DOCUMENT TEXT ::
Orange <http://orange.biolab.si/> "Open source data visualization and analysis
for novice and experts. Data mining through visual programming or Python
scripting. Components for machine learning. Extensions for bioinformatics and
text mining. Packed with features for data analytics."

Weka <http://www.cs.waikato.ac.nz/ml/weka/> "Weka is a collection of machine
learning algorithms for data mining tasks. The algorithms can either be
applied directly to a dataset or called from your own Java code. Weka contains
tools for data pre-processing, classification, regression, clustering,
association rules, and visualization. It is also well-suited for developing
new machine learning schemes."

------
intended
I calculated the mode in excel, the weight columns have one while the
farenheit columns dont.

EDIT: I realize that this was a somewhat curious result.

------
bmunro
I used a spreadsheet to calculate the standard deviations. A,D and E have
twice the deviation of B,C and F. (10 vs 5)

The means are all the same.

------
demallien
We can not say with 100% certainty that a particular set of data fits in
either group. This is more of an AI problem than a statistics problem,
although in this particular case the differences between the two types of data
sets is big enough that a relatively crude statistical analysis can generate a
cleat answer to the question.

In a more general sense, I would tend to use a Self Organising Map
(<http://en.wikipedia.org/wiki/Self-organizing_map>) to identify the two
groups of data, and then discrimante between them. The dimensions of the SOM
would be different statistical analyses of the data sets - what is the mean,
the absolute spread, the standard deviation, the median, etc.

The nice thing about using a SOM is that it will show you whether or not you
have succeeded in finding a measure that can successfully discriminate between
different data sets - whilst at the same time actually doing the
discrimination for you.

MATERIAL SHOWN ::
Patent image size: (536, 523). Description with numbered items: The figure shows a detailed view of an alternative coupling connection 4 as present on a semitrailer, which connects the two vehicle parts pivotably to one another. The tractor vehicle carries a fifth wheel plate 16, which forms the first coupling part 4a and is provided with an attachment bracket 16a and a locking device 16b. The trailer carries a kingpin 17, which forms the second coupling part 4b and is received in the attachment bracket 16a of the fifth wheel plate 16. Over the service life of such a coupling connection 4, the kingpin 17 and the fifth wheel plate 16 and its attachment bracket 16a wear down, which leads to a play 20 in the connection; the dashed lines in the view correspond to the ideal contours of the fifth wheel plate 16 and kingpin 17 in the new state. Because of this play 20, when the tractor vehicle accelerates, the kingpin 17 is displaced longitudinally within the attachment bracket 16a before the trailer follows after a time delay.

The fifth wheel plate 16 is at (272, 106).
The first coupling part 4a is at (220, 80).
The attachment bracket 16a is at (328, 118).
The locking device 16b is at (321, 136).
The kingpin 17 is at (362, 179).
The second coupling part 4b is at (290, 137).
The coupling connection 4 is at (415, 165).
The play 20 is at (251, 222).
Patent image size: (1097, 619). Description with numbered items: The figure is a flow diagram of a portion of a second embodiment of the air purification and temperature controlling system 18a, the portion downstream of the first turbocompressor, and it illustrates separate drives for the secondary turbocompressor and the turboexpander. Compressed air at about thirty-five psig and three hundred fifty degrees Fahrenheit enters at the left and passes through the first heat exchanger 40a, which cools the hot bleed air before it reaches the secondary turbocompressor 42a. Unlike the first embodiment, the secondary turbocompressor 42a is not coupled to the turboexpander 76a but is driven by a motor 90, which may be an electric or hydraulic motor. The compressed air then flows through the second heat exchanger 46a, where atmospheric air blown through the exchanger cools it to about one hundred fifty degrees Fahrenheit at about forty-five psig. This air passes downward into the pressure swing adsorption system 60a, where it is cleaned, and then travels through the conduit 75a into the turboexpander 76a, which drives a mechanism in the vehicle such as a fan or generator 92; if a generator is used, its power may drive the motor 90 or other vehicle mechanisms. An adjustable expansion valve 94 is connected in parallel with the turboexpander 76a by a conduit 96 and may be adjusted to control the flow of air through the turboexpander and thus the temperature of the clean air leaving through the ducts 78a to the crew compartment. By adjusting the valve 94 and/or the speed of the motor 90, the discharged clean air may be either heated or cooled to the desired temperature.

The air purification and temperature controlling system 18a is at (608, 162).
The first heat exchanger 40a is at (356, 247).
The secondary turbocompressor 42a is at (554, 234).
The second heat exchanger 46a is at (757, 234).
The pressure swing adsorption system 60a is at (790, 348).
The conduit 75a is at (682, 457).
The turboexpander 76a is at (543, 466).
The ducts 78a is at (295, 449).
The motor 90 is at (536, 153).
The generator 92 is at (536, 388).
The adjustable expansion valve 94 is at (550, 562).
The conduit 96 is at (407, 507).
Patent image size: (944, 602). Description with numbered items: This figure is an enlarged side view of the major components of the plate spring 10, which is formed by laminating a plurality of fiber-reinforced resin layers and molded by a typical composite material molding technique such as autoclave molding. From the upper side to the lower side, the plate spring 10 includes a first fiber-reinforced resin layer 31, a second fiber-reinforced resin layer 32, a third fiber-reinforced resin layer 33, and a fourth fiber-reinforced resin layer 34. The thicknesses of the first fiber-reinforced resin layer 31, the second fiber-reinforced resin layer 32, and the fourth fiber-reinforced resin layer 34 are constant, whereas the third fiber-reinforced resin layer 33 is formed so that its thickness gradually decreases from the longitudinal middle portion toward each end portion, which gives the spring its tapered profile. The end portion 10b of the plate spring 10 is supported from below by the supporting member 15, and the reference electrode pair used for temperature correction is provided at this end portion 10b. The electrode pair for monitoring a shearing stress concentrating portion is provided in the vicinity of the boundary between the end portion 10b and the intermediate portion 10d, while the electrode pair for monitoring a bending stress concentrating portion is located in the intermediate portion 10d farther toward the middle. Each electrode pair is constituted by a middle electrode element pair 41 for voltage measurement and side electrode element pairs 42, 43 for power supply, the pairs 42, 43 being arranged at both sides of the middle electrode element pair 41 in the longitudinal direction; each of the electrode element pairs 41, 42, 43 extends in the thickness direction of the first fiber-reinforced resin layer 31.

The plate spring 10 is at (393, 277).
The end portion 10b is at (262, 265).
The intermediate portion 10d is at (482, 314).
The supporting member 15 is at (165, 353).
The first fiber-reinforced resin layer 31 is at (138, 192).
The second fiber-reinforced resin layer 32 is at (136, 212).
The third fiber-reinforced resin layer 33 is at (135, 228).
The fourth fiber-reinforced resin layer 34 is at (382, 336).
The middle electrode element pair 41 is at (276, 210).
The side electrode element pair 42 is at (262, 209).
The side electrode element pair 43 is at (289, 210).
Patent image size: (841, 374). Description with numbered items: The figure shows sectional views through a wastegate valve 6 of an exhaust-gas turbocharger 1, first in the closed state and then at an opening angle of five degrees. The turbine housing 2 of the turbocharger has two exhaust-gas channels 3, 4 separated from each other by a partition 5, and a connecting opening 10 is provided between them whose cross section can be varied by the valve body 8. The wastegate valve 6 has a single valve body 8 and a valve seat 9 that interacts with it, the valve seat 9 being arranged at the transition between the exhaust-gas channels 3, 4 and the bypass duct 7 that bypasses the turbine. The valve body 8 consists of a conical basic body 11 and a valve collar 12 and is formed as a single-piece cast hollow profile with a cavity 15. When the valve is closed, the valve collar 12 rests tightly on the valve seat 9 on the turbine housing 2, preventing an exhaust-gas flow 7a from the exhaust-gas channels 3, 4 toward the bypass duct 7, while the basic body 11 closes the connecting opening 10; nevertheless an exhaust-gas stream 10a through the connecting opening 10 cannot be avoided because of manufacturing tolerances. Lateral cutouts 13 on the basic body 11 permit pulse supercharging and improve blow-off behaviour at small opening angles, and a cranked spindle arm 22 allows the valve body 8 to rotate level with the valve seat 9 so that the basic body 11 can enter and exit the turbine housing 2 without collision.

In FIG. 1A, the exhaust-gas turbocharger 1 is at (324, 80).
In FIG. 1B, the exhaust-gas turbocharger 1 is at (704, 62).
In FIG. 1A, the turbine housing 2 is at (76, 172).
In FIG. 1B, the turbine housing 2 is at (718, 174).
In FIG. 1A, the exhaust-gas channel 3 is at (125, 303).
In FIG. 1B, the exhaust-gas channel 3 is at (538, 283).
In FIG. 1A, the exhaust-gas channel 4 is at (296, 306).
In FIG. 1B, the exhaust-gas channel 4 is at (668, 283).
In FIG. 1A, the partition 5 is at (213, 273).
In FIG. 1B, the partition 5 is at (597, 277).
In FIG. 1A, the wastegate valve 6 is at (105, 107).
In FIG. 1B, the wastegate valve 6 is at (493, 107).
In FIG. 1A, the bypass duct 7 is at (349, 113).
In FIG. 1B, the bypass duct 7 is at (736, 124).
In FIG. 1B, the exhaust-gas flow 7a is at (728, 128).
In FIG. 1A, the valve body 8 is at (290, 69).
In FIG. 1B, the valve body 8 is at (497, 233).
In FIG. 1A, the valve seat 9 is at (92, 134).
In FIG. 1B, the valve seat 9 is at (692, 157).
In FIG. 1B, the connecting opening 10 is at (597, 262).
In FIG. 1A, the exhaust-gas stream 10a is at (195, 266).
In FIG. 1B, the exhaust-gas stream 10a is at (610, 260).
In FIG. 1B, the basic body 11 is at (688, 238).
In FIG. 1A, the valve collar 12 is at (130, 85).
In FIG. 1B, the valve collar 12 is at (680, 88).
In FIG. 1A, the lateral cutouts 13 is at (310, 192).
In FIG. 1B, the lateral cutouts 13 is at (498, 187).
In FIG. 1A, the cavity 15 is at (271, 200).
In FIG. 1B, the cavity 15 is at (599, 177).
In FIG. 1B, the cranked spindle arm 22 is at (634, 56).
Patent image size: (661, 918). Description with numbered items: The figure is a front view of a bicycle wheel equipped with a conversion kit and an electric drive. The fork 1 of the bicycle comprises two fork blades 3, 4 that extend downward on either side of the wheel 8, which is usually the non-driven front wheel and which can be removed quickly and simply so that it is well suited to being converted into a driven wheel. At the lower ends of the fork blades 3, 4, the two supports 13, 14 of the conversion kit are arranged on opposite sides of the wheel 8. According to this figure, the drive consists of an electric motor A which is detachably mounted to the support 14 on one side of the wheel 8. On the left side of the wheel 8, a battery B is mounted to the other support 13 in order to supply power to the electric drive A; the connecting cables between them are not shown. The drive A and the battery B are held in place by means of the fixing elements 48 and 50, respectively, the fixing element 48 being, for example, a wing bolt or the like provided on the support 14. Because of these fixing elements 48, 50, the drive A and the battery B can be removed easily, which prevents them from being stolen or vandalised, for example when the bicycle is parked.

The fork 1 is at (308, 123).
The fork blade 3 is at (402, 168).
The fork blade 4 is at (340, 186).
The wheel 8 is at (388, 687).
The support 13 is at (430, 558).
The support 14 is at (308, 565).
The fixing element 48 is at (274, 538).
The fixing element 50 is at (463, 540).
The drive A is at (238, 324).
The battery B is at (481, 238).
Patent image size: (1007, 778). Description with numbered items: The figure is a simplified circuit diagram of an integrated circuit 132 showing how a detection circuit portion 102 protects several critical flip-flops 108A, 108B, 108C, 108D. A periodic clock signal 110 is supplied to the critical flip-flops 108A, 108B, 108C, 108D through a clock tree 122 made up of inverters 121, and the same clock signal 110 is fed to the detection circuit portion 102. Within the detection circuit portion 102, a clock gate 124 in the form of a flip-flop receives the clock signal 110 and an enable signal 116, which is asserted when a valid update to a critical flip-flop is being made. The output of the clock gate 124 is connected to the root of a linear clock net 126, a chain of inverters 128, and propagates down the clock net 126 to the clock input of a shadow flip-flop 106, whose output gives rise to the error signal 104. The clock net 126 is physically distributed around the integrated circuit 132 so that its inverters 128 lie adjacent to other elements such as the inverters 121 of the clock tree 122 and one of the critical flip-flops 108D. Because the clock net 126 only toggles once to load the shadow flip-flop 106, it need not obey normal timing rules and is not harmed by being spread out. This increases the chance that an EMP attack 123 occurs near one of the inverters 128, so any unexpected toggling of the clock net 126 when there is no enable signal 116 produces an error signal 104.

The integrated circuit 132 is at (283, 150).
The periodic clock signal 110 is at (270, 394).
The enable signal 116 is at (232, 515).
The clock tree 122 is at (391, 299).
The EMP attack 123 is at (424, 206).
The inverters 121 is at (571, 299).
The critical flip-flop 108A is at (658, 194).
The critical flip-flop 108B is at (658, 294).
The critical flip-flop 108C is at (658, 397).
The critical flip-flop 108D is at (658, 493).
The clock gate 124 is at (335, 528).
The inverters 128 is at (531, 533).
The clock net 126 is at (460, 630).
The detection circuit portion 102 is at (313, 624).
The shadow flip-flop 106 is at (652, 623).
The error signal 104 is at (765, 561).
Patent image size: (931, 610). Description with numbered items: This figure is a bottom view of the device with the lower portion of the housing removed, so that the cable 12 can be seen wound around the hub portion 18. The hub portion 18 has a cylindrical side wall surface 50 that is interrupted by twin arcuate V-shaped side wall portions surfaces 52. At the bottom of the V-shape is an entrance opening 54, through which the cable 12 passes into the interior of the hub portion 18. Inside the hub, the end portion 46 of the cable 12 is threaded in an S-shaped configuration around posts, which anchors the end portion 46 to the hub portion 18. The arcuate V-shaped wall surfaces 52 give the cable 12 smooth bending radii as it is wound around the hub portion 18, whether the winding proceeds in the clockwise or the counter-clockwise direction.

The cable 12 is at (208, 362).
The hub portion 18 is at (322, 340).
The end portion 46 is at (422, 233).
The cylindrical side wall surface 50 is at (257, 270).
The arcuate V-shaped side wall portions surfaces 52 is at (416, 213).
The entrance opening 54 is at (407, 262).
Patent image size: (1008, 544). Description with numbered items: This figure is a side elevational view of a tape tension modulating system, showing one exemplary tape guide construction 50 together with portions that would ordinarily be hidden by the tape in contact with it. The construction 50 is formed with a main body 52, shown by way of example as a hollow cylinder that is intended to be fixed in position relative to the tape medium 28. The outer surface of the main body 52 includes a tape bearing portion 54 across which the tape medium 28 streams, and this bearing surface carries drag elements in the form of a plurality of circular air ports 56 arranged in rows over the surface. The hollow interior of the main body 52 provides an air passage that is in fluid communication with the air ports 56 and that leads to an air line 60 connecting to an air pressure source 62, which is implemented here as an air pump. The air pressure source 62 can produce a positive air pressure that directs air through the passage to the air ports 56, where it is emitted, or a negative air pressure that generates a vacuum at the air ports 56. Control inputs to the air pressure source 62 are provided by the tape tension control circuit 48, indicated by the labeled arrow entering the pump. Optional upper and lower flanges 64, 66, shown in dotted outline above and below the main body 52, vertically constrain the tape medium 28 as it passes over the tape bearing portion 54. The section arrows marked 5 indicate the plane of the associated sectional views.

WHAT NEEDS TO BE DONE ::
Answer these questions using the forum thread.
1. Besides being applied directly to a dataset, how can Weka's algorithms be used?
2. What does bmunro report about the means?
3. What does demallien propose using to identify the two groups of data?

OUTPUT OF THE TASK ::
1. They can be called from your own Java code.
2. The means are all the same.
3. A Self Organising Map (SOM).